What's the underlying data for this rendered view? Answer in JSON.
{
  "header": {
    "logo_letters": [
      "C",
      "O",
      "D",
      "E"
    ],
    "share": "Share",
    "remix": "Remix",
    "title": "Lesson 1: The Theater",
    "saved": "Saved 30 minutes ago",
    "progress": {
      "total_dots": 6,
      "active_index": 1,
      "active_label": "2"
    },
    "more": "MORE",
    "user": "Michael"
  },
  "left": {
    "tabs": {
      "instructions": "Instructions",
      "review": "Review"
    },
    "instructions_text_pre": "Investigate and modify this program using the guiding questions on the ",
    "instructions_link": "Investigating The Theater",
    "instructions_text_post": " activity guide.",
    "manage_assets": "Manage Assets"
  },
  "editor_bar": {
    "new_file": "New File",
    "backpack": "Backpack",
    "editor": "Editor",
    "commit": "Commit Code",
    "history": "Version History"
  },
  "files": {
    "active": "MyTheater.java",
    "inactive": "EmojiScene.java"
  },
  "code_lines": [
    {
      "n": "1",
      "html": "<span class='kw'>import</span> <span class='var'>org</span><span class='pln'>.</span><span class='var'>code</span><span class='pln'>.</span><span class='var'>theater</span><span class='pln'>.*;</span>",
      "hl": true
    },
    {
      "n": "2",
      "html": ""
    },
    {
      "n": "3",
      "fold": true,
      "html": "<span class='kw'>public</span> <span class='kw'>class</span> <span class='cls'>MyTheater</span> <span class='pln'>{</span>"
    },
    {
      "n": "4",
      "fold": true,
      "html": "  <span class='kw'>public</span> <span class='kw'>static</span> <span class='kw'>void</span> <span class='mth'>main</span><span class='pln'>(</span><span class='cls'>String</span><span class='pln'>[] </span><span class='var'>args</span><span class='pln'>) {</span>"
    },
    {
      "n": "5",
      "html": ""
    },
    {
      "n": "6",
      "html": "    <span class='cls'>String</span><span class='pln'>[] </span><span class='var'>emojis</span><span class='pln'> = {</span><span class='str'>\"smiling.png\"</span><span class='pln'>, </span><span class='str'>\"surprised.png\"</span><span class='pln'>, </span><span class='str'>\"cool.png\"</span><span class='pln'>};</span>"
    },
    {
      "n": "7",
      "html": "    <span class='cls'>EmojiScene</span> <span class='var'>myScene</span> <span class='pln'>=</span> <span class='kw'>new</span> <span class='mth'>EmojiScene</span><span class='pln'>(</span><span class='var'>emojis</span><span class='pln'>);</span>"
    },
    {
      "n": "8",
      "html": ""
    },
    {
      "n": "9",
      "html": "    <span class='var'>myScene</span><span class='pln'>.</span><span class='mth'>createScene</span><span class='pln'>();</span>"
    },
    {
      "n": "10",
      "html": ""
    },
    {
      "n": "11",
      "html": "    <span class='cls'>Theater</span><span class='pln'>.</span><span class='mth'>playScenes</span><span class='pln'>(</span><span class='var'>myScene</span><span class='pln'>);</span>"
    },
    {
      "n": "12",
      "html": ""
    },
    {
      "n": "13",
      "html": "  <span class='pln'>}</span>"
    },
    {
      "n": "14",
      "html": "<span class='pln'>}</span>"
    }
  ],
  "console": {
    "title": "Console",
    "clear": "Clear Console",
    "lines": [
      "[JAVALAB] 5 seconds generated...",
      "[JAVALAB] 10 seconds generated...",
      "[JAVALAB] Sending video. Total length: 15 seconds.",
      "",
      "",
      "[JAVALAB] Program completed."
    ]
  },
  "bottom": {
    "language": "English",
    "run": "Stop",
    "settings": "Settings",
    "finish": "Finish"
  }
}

-*-

EXERCISE AIM:
Retype every record above exactly as it appears.

COMPLETE ANSWER:
What's the underlying data for this rendered view? Answer in JSON.
{
  "header": {
    "logo_letters": [
      "C",
      "O",
      "D",
      "E"
    ],
    "share": "Share",
    "remix": "Remix",
    "title": "Lesson 1: The Theater",
    "saved": "Saved 30 minutes ago",
    "progress": {
      "total_dots": 6,
      "active_index": 1,
      "active_label": "2"
    },
    "more": "MORE",
    "user": "Michael"
  },
  "left": {
    "tabs": {
      "instructions": "Instructions",
      "review": "Review"
    },
    "instructions_text_pre": "Investigate and modify this program using the guiding questions on the ",
    "instructions_link": "Investigating The Theater",
    "instructions_text_post": " activity guide.",
    "manage_assets": "Manage Assets"
  },
  "editor_bar": {
    "new_file": "New File",
    "backpack": "Backpack",
    "editor": "Editor",
    "commit": "Commit Code",
    "history": "Version History"
  },
  "files": {
    "active": "MyTheater.java",
    "inactive": "EmojiScene.java"
  },
  "code_lines": [
    {
      "n": "1",
      "html": "<span class='kw'>import</span> <span class='var'>org</span><span class='pln'>.</span><span class='var'>code</span><span class='pln'>.</span><span class='var'>theater</span><span class='pln'>.*;</span>",
      "hl": true
    },
    {
      "n": "2",
      "html": ""
    },
    {
      "n": "3",
      "fold": true,
      "html": "<span class='kw'>public</span> <span class='kw'>class</span> <span class='cls'>MyTheater</span> <span class='pln'>{</span>"
    },
    {
      "n": "4",
      "fold": true,
      "html": "  <span class='kw'>public</span> <span class='kw'>static</span> <span class='kw'>void</span> <span class='mth'>main</span><span class='pln'>(</span><span class='cls'>String</span><span class='pln'>[] </span><span class='var'>args</span><span class='pln'>) {</span>"
    },
    {
      "n": "5",
      "html": ""
    },
    {
      "n": "6",
      "html": "    <span class='cls'>String</span><span class='pln'>[] </span><span class='var'>emojis</span><span class='pln'> = {</span><span class='str'>\"smiling.png\"</span><span class='pln'>, </span><span class='str'>\"surprised.png\"</span><span class='pln'>, </span><span class='str'>\"cool.png\"</span><span class='pln'>};</span>"
    },
    {
      "n": "7",
      "html": "    <span class='cls'>EmojiScene</span> <span class='var'>myScene</span> <span class='pln'>=</span> <span class='kw'>new</span> <span class='mth'>EmojiScene</span><span class='pln'>(</span><span class='var'>emojis</span><span class='pln'>);</span>"
    },
    {
      "n": "8",
      "html": ""
    },
    {
      "n": "9",
      "html": "    <span class='var'>myScene</span><span class='pln'>.</span><span class='mth'>createScene</span><span class='pln'>();</span>"
    },
    {
      "n": "10",
      "html": ""
    },
    {
      "n": "11",
      "html": "    <span class='cls'>Theater</span><span class='pln'>.</span><span class='mth'>playScenes</span><span class='pln'>(</span><span class='var'>myScene</span><span class='pln'>);</span>"
    },
    {
      "n": "12",
      "html": ""
    },
    {
      "n": "13",
      "html": "  <span class='pln'>}</span>"
    },
    {
      "n": "14",
      "html": "<span class='pln'>}</span>"
    }
  ],
  "console": {
    "title": "Console",
    "clear": "Clear Console",
    "lines": [
      "[JAVALAB] 5 seconds generated...",
      "[JAVALAB] 10 seconds generated...",
      "[JAVALAB] Sending video. Total length: 15 seconds.",
      "",
      "",
      "[JAVALAB] Program completed."
    ]
  },
  "bottom": {
    "language": "English",
    "run": "Stop",
    "settings": "Settings",
    "finish": "Finish"
  }
}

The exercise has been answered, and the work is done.